BEGIN Material for the task
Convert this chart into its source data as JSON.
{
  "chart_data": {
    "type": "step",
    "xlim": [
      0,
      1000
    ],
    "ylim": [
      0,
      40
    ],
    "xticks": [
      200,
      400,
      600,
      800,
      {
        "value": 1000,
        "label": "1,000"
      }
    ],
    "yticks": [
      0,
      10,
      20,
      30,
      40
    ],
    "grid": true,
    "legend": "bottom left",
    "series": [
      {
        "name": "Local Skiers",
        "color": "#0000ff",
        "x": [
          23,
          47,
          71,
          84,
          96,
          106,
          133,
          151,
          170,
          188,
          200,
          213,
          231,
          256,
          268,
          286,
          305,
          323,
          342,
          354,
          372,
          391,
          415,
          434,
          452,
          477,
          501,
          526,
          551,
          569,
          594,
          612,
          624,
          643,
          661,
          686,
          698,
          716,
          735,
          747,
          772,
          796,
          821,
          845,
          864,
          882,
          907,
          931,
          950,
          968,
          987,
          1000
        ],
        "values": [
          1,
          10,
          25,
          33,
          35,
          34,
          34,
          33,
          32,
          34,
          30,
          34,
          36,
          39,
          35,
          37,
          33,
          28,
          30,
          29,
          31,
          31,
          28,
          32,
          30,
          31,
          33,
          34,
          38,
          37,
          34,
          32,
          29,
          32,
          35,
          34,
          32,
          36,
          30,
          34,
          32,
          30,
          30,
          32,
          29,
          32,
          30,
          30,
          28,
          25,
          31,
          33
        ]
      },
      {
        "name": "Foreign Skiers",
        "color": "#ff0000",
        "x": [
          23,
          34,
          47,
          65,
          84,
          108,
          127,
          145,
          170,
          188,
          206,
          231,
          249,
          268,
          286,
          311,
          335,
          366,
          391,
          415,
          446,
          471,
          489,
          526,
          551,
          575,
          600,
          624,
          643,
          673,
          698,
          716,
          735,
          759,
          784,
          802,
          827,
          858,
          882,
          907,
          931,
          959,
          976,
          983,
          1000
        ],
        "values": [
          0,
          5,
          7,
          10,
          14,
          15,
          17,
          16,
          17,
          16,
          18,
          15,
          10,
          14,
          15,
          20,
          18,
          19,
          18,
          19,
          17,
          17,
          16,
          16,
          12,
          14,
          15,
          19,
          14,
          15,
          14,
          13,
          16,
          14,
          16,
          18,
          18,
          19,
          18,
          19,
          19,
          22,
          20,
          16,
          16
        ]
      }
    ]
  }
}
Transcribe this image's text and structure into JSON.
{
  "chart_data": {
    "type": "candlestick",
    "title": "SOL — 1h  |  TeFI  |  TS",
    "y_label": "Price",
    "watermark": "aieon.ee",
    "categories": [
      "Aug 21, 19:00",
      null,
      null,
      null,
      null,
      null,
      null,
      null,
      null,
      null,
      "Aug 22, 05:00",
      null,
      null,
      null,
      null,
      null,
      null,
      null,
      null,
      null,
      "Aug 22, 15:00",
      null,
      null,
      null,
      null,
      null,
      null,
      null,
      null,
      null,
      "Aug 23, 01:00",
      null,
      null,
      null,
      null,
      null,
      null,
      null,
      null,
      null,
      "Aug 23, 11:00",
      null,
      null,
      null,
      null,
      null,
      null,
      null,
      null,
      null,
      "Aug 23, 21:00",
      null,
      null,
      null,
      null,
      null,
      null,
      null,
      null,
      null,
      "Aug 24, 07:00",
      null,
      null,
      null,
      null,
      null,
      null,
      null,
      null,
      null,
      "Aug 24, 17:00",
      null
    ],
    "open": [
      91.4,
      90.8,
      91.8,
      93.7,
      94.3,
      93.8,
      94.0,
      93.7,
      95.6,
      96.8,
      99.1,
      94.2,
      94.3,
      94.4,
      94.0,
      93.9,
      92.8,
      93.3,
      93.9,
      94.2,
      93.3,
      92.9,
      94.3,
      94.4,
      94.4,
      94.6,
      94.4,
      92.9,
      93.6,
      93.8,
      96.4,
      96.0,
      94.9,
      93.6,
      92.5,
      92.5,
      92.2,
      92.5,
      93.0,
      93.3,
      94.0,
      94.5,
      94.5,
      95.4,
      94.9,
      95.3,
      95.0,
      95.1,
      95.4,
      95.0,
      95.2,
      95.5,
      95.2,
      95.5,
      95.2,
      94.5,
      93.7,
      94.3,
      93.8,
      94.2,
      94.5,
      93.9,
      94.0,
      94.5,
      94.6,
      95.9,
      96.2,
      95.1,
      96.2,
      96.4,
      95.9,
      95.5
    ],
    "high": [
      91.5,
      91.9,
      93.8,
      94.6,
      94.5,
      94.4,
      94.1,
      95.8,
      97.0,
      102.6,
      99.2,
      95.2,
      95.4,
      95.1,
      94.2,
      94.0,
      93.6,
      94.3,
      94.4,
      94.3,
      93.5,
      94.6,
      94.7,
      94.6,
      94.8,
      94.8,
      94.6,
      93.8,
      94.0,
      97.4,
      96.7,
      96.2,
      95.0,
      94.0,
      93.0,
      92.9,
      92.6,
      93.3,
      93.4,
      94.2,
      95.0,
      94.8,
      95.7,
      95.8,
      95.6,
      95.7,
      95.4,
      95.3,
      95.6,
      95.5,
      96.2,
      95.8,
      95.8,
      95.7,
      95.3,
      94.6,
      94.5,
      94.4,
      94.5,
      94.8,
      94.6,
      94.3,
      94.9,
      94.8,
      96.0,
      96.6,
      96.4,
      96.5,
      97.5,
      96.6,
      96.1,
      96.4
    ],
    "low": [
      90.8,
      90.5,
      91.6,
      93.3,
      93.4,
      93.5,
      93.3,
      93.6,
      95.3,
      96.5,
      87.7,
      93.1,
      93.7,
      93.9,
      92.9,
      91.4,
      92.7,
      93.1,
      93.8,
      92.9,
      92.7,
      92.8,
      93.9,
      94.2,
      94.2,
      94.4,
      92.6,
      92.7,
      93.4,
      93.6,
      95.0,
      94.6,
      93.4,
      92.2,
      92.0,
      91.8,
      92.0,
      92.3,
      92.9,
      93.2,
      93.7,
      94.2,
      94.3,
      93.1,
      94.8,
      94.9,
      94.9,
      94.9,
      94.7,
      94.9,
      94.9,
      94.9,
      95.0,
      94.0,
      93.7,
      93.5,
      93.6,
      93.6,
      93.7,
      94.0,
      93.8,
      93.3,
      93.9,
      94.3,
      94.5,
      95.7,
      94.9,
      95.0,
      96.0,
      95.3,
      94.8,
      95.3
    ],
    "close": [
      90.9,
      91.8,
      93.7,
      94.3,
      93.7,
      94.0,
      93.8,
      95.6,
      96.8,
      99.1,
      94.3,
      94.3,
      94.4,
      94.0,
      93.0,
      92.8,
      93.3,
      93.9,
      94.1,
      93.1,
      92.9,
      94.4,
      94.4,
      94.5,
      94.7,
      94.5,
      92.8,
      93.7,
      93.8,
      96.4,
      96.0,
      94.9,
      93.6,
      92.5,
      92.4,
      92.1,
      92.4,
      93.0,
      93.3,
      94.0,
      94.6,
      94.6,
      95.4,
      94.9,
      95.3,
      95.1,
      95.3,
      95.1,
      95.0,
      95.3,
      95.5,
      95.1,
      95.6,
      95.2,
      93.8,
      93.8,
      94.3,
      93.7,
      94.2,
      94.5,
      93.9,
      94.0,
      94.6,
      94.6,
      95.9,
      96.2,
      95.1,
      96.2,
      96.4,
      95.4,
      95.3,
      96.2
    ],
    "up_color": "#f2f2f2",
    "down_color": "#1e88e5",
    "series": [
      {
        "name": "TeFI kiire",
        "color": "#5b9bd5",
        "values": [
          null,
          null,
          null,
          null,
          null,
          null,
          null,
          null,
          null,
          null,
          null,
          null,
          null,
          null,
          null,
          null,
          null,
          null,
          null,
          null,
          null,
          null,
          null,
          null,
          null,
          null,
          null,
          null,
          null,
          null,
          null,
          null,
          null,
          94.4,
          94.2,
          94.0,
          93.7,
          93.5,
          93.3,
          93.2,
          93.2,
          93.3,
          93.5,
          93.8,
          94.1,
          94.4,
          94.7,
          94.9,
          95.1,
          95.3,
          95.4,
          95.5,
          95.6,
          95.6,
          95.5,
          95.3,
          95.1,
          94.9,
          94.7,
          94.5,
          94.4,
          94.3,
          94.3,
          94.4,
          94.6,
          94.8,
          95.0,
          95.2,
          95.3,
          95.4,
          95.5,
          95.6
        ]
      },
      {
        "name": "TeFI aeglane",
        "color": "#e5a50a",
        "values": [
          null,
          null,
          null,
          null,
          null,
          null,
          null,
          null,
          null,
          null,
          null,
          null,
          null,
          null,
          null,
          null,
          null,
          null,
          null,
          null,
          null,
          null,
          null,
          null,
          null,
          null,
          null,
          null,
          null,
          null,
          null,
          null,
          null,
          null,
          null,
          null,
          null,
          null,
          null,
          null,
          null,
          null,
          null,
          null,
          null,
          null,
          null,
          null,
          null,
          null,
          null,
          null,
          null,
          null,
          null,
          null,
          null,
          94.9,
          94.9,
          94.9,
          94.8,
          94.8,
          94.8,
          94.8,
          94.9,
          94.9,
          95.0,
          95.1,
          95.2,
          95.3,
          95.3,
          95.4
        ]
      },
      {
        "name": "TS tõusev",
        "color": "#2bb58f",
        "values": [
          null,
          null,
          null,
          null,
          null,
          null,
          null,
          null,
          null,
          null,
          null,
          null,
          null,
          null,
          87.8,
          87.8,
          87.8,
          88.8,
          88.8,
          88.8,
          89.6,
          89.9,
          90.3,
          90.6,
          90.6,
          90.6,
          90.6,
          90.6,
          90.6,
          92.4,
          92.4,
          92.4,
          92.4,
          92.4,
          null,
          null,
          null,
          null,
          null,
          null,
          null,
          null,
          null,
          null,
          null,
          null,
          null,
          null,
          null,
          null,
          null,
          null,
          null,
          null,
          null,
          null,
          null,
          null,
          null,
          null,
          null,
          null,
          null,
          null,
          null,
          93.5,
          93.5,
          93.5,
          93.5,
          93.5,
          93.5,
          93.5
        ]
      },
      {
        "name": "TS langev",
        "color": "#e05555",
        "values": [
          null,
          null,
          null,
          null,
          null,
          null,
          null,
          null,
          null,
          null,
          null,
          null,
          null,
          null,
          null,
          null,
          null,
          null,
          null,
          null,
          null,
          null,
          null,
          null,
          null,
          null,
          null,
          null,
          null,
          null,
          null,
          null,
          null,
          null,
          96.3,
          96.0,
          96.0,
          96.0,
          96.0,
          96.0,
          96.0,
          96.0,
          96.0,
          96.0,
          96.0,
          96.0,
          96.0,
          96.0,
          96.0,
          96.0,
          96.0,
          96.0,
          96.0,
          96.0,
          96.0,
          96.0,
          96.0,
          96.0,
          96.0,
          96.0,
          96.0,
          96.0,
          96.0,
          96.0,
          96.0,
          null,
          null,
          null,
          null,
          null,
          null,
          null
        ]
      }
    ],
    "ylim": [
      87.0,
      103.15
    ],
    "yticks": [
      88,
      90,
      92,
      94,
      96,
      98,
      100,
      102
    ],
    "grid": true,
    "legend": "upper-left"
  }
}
END Material for the task
- Short problem -
Pull out each line holding the string "TeFI".

- Complete answer -
    "title": "SOL — 1h  |  TeFI  |  TS",
        "name": "TeFI kiire",
        "name": "TeFI aeglane",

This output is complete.